Task to complete: All of the listing below must be repeated word for word. Pictures are the only thing to omit.

>> START

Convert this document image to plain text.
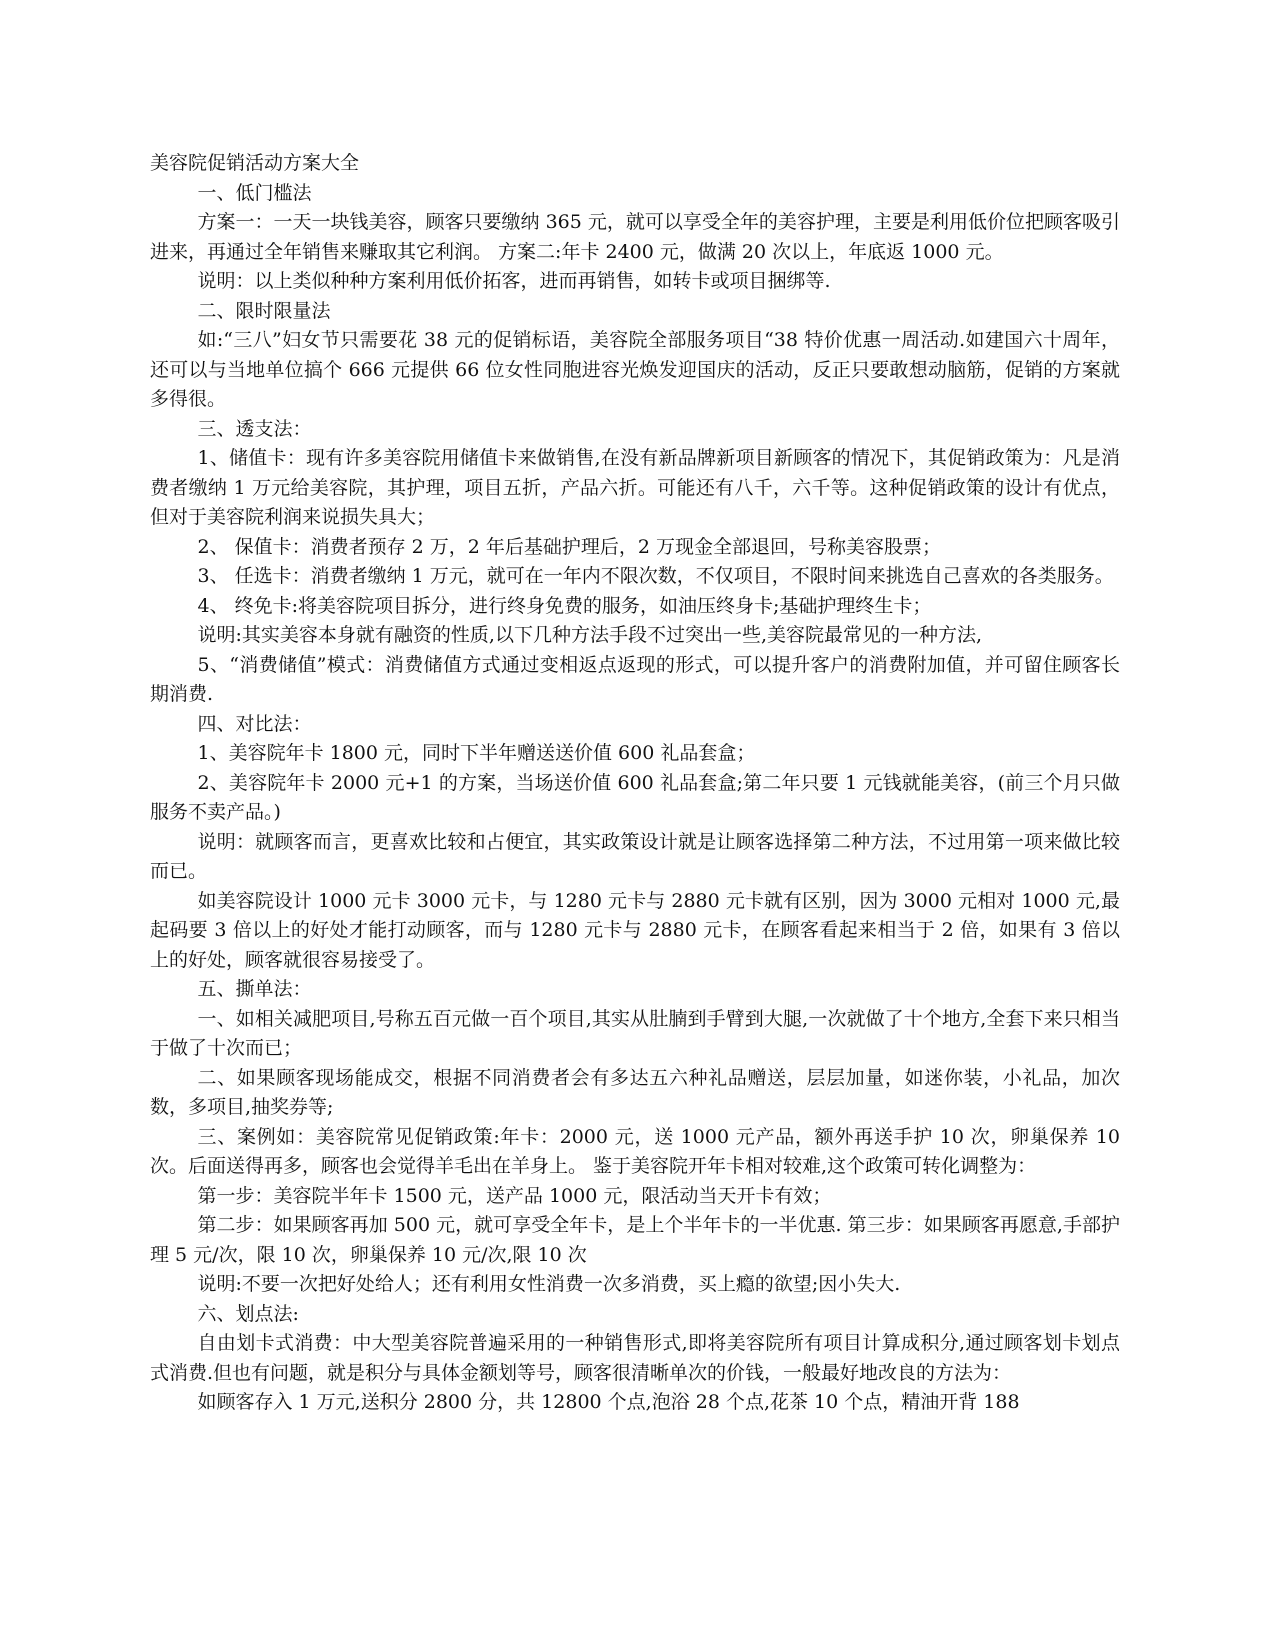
美容院促销活动方案大全

一、低门槛法

方案一：一天一块钱美容，顾客只要缴纳 365 元，就可以享受全年的美容护理，主要是利用低价位把顾客吸引进来，再通过全年销售来赚取其它利润。 方案二:年卡 2400 元，做满 20 次以上，年底返 1000 元。

说明：以上类似种种方案利用低价拓客，进而再销售，如转卡或项目捆绑等.

二、限时限量法

如:“三八”妇女节只需要花 38 元的促销标语，美容院全部服务项目“38 特价优惠一周活动.如建国六十周年，还可以与当地单位搞个 666 元提供 66 位女性同胞进容光焕发迎国庆的活动，反正只要敢想动脑筋，促销的方案就多得很。

三、透支法：

1、储值卡：现有许多美容院用储值卡来做销售,在没有新品牌新项目新顾客的情况下，其促销政策为：凡是消费者缴纳 1 万元给美容院，其护理，项目五折，产品六折。可能还有八千，六千等。这种促销政策的设计有优点，但对于美容院利润来说损失具大；

2、 保值卡：消费者预存 2 万，2 年后基础护理后，2 万现金全部退回，号称美容股票；

3、 任选卡：消费者缴纳 1 万元，就可在一年内不限次数，不仅项目，不限时间来挑选自己喜欢的各类服务。

4、 终免卡:将美容院项目拆分，进行终身免费的服务，如油压终身卡;基础护理终生卡；

说明:其实美容本身就有融资的性质,以下几种方法手段不过突出一些,美容院最常见的一种方法,

5、“消费储值”模式：消费储值方式通过变相返点返现的形式，可以提升客户的消费附加值，并可留住顾客长期消费.

四、对比法：

1、美容院年卡 1800 元，同时下半年赠送送价值 600 礼品套盒；

2、美容院年卡 2000 元+1 的方案，当场送价值 600 礼品套盒;第二年只要 1 元钱就能美容，(前三个月只做服务不卖产品。)

说明：就顾客而言，更喜欢比较和占便宜，其实政策设计就是让顾客选择第二种方法，不过用第一项来做比较而已。

如美容院设计 1000 元卡 3000 元卡，与 1280 元卡与 2880 元卡就有区别，因为 3000 元相对 1000 元,最起码要 3 倍以上的好处才能打动顾客，而与 1280 元卡与 2880 元卡，在顾客看起来相当于 2 倍，如果有 3 倍以上的好处，顾客就很容易接受了。

五、撕单法：

一、如相关减肥项目,号称五百元做一百个项目,其实从肚腩到手臂到大腿,一次就做了十个地方,全套下来只相当于做了十次而已；

二、如果顾客现场能成交，根据不同消费者会有多达五六种礼品赠送，层层加量，如迷你装，小礼品，加次数，多项目,抽奖券等;

三、案例如：美容院常见促销政策:年卡：2000 元，送 1000 元产品，额外再送手护 10 次，卵巢保养 10 次。后面送得再多，顾客也会觉得羊毛出在羊身上。 鉴于美容院开年卡相对较难,这个政策可转化调整为：

第一步：美容院半年卡 1500 元，送产品 1000 元，限活动当天开卡有效；

第二步：如果顾客再加 500 元，就可享受全年卡，是上个半年卡的一半优惠. 第三步：如果顾客再愿意,手部护理 5 元/次，限 10 次，卵巢保养 10 元/次,限 10 次

说明:不要一次把好处给人；还有利用女性消费一次多消费，买上瘾的欲望;因小失大.

六、划点法:

自由划卡式消费：中大型美容院普遍采用的一种销售形式,即将美容院所有项目计算成积分,通过顾客划卡划点式消费.但也有问题，就是积分与具体金额划等号，顾客很清晰单次的价钱，一般最好地改良的方法为：

如顾客存入 1 万元,送积分 2800 分，共 12800 个点,泡浴 28 个点,花茶 10 个点，精油开背 188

>> END

Exercise output:
Convert this document image to plain text.
美容院促销活动方案大全

一、低门槛法

方案一：一天一块钱美容，顾客只要缴纳 365 元，就可以享受全年的美容护理，主要是利用低价位把顾客吸引进来，再通过全年销售来赚取其它利润。 方案二:年卡 2400 元，做满 20 次以上，年底返 1000 元。

说明：以上类似种种方案利用低价拓客，进而再销售，如转卡或项目捆绑等.

二、限时限量法

如:“三八”妇女节只需要花 38 元的促销标语，美容院全部服务项目“38 特价优惠一周活动.如建国六十周年，还可以与当地单位搞个 666 元提供 66 位女性同胞进容光焕发迎国庆的活动，反正只要敢想动脑筋，促销的方案就多得很。

三、透支法：

1、储值卡：现有许多美容院用储值卡来做销售,在没有新品牌新项目新顾客的情况下，其促销政策为：凡是消费者缴纳 1 万元给美容院，其护理，项目五折，产品六折。可能还有八千，六千等。这种促销政策的设计有优点，但对于美容院利润来说损失具大；

2、 保值卡：消费者预存 2 万，2 年后基础护理后，2 万现金全部退回，号称美容股票；

3、 任选卡：消费者缴纳 1 万元，就可在一年内不限次数，不仅项目，不限时间来挑选自己喜欢的各类服务。

4、 终免卡:将美容院项目拆分，进行终身免费的服务，如油压终身卡;基础护理终生卡；

说明:其实美容本身就有融资的性质,以下几种方法手段不过突出一些,美容院最常见的一种方法,

5、“消费储值”模式：消费储值方式通过变相返点返现的形式，可以提升客户的消费附加值，并可留住顾客长期消费.

四、对比法：

1、美容院年卡 1800 元，同时下半年赠送送价值 600 礼品套盒；

2、美容院年卡 2000 元+1 的方案，当场送价值 600 礼品套盒;第二年只要 1 元钱就能美容，(前三个月只做服务不卖产品。)

说明：就顾客而言，更喜欢比较和占便宜，其实政策设计就是让顾客选择第二种方法，不过用第一项来做比较而已。

如美容院设计 1000 元卡 3000 元卡，与 1280 元卡与 2880 元卡就有区别，因为 3000 元相对 1000 元,最起码要 3 倍以上的好处才能打动顾客，而与 1280 元卡与 2880 元卡，在顾客看起来相当于 2 倍，如果有 3 倍以上的好处，顾客就很容易接受了。

五、撕单法：

一、如相关减肥项目,号称五百元做一百个项目,其实从肚腩到手臂到大腿,一次就做了十个地方,全套下来只相当于做了十次而已；

二、如果顾客现场能成交，根据不同消费者会有多达五六种礼品赠送，层层加量，如迷你装，小礼品，加次数，多项目,抽奖券等;

三、案例如：美容院常见促销政策:年卡：2000 元，送 1000 元产品，额外再送手护 10 次，卵巢保养 10 次。后面送得再多，顾客也会觉得羊毛出在羊身上。 鉴于美容院开年卡相对较难,这个政策可转化调整为：

第一步：美容院半年卡 1500 元，送产品 1000 元，限活动当天开卡有效；

第二步：如果顾客再加 500 元，就可享受全年卡，是上个半年卡的一半优惠. 第三步：如果顾客再愿意,手部护理 5 元/次，限 10 次，卵巢保养 10 元/次,限 10 次

说明:不要一次把好处给人；还有利用女性消费一次多消费，买上瘾的欲望;因小失大.

六、划点法:

自由划卡式消费：中大型美容院普遍采用的一种销售形式,即将美容院所有项目计算成积分,通过顾客划卡划点式消费.但也有问题，就是积分与具体金额划等号，顾客很清晰单次的价钱，一般最好地改良的方法为：

如顾客存入 1 万元,送积分 2800 分，共 12800 个点,泡浴 28 个点,花茶 10 个点，精油开背 188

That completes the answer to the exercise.